> What to do
Lay out each line of the records as one string in a JSON list, leaving out blank lines. Start with the first line of the records and go on through the line with "legend-title: % (1722, 289, 1735, 305)".

> Data shown
= = = = =
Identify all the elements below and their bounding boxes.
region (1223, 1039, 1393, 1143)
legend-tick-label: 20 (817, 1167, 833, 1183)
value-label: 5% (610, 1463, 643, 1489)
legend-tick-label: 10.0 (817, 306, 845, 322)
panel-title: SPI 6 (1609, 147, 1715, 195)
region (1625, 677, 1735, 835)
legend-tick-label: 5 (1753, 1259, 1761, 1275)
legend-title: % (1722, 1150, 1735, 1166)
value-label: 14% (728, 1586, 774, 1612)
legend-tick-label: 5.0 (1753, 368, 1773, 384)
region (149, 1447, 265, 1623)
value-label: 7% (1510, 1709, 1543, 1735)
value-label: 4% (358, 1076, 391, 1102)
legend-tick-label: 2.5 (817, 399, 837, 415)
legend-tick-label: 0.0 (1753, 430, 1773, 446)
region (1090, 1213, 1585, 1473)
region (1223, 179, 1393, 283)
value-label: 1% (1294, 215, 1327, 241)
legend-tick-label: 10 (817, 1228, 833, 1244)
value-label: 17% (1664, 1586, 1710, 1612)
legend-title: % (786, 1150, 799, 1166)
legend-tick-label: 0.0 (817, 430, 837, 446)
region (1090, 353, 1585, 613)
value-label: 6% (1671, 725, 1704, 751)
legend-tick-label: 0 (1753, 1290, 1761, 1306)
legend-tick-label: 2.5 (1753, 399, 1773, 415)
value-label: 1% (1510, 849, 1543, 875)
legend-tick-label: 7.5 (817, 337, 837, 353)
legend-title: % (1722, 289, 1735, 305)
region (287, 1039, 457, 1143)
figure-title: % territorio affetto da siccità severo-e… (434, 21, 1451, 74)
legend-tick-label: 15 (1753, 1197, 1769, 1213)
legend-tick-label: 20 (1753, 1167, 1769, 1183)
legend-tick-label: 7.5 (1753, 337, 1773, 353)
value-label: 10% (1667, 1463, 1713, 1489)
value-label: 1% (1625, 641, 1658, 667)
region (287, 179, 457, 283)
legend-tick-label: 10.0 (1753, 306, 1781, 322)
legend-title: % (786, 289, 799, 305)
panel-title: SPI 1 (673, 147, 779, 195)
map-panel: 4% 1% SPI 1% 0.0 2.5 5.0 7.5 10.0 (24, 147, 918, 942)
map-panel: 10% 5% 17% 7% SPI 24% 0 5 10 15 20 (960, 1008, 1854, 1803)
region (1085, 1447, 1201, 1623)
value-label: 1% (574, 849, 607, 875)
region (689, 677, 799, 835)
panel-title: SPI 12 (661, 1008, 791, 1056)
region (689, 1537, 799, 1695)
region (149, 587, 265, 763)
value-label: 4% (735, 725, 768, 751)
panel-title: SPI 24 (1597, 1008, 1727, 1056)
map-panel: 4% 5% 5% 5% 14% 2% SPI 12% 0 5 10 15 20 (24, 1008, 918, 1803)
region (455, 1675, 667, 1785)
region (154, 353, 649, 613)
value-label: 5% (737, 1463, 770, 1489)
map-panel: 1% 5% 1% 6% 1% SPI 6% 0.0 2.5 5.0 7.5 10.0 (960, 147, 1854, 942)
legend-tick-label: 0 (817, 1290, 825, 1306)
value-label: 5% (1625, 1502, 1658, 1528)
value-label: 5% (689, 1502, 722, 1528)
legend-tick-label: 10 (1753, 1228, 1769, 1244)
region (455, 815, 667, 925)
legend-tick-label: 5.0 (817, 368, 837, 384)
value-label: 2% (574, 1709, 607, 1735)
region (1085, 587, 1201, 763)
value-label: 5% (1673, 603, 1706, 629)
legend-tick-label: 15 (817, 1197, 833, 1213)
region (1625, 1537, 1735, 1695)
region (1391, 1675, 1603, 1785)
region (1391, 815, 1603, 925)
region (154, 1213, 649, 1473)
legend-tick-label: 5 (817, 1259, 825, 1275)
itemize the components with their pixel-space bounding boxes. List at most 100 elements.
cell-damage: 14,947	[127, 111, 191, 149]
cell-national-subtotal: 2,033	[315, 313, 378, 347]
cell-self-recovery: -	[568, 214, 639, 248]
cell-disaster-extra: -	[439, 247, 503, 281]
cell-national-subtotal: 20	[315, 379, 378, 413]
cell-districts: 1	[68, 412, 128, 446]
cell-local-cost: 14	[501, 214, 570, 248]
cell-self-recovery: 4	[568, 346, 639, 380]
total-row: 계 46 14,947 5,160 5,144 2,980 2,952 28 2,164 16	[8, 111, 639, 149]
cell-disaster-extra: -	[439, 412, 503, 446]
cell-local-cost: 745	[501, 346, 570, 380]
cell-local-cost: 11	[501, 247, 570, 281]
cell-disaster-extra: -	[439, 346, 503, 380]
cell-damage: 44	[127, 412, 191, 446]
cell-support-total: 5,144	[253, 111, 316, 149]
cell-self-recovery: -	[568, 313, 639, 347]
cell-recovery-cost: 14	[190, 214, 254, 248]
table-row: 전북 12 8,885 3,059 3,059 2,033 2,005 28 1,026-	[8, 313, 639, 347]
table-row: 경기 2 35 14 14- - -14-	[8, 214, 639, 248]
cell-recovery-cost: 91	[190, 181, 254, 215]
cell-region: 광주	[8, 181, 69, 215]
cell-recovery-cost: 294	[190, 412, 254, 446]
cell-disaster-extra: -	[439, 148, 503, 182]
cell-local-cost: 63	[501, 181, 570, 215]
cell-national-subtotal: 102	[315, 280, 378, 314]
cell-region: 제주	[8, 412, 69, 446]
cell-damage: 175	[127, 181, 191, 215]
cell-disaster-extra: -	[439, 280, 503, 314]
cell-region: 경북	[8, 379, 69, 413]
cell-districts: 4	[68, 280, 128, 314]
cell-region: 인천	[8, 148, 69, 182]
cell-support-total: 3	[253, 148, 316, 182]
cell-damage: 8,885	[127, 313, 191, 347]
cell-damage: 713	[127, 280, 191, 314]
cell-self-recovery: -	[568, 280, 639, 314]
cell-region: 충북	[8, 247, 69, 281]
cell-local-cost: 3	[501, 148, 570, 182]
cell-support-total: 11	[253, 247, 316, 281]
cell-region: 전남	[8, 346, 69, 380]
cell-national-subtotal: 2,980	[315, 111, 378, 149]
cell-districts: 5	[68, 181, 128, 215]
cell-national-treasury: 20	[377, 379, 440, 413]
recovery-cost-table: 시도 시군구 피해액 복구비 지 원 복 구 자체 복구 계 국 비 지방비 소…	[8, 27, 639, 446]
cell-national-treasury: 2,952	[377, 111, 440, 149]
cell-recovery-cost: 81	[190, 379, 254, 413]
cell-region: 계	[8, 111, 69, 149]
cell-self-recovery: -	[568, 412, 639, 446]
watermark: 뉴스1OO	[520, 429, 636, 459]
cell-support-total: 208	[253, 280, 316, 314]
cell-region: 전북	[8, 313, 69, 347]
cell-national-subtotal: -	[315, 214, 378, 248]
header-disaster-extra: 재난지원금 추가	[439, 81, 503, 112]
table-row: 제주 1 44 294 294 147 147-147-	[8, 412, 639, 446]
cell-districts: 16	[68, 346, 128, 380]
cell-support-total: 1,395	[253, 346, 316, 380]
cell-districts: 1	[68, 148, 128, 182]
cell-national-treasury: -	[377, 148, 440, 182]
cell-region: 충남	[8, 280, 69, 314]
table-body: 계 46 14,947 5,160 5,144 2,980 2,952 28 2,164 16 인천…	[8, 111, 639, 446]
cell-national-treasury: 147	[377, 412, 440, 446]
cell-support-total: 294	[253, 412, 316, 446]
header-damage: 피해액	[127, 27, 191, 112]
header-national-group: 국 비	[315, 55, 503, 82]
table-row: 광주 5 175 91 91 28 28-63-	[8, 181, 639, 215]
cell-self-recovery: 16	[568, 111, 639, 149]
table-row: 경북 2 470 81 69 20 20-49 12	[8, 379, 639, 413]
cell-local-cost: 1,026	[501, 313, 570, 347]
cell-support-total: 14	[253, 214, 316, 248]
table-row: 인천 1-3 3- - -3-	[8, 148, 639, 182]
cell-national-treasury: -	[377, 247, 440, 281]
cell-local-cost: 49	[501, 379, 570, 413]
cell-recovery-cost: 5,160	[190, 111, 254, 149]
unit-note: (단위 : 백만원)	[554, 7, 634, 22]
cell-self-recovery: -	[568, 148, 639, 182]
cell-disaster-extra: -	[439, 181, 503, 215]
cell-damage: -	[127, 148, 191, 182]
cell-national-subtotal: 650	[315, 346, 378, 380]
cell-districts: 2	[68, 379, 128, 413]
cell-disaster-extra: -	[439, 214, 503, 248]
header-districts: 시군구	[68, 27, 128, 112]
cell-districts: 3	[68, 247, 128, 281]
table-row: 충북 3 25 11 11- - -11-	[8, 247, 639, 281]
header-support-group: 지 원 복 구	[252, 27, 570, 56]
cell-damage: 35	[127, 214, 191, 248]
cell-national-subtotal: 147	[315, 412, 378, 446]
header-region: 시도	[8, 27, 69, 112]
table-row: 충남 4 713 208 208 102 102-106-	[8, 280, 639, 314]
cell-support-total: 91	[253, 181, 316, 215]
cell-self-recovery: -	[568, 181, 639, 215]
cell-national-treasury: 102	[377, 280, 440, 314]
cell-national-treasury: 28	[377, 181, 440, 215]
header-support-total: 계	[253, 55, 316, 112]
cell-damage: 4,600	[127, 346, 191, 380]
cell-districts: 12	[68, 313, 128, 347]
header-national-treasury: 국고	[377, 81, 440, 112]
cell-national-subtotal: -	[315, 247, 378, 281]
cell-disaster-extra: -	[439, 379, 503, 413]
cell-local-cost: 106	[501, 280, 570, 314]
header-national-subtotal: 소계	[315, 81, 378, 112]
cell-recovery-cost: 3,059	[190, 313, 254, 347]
= = = = =
> Finished answer
[
  "Identify all the elements below and their bounding boxes.",
  "region (1223, 1039, 1393, 1143)",
  "legend-tick-label: 20 (817, 1167, 833, 1183)",
  "value-label: 5% (610, 1463, 643, 1489)",
  "legend-tick-label: 10.0 (817, 306, 845, 322)",
  "panel-title: SPI 6 (1609, 147, 1715, 195)",
  "region (1625, 677, 1735, 835)",
  "legend-tick-label: 5 (1753, 1259, 1761, 1275)",
  "legend-title: % (1722, 1150, 1735, 1166)",
  "value-label: 14% (728, 1586, 774, 1612)",
  "legend-tick-label: 5.0 (1753, 368, 1773, 384)",
  "region (149, 1447, 265, 1623)",
  "value-label: 7% (1510, 1709, 1543, 1735)",
  "value-label: 4% (358, 1076, 391, 1102)",
  "legend-tick-label: 2.5 (817, 399, 837, 415)",
  "legend-tick-label: 0.0 (1753, 430, 1773, 446)",
  "region (1090, 1213, 1585, 1473)",
  "region (1223, 179, 1393, 283)",
  "value-label: 1% (1294, 215, 1327, 241)",
  "legend-tick-label: 10 (817, 1228, 833, 1244)",
  "value-label: 17% (1664, 1586, 1710, 1612)",
  "legend-title: % (786, 1150, 799, 1166)",
  "legend-tick-label: 0.0 (817, 430, 837, 446)",
  "region (1090, 353, 1585, 613)",
  "value-label: 6% (1671, 725, 1704, 751)",
  "legend-tick-label: 0 (1753, 1290, 1761, 1306)",
  "legend-tick-label: 2.5 (1753, 399, 1773, 415)",
  "value-label: 1% (1510, 849, 1543, 875)",
  "legend-tick-label: 7.5 (817, 337, 837, 353)",
  "legend-title: % (1722, 289, 1735, 305)"
]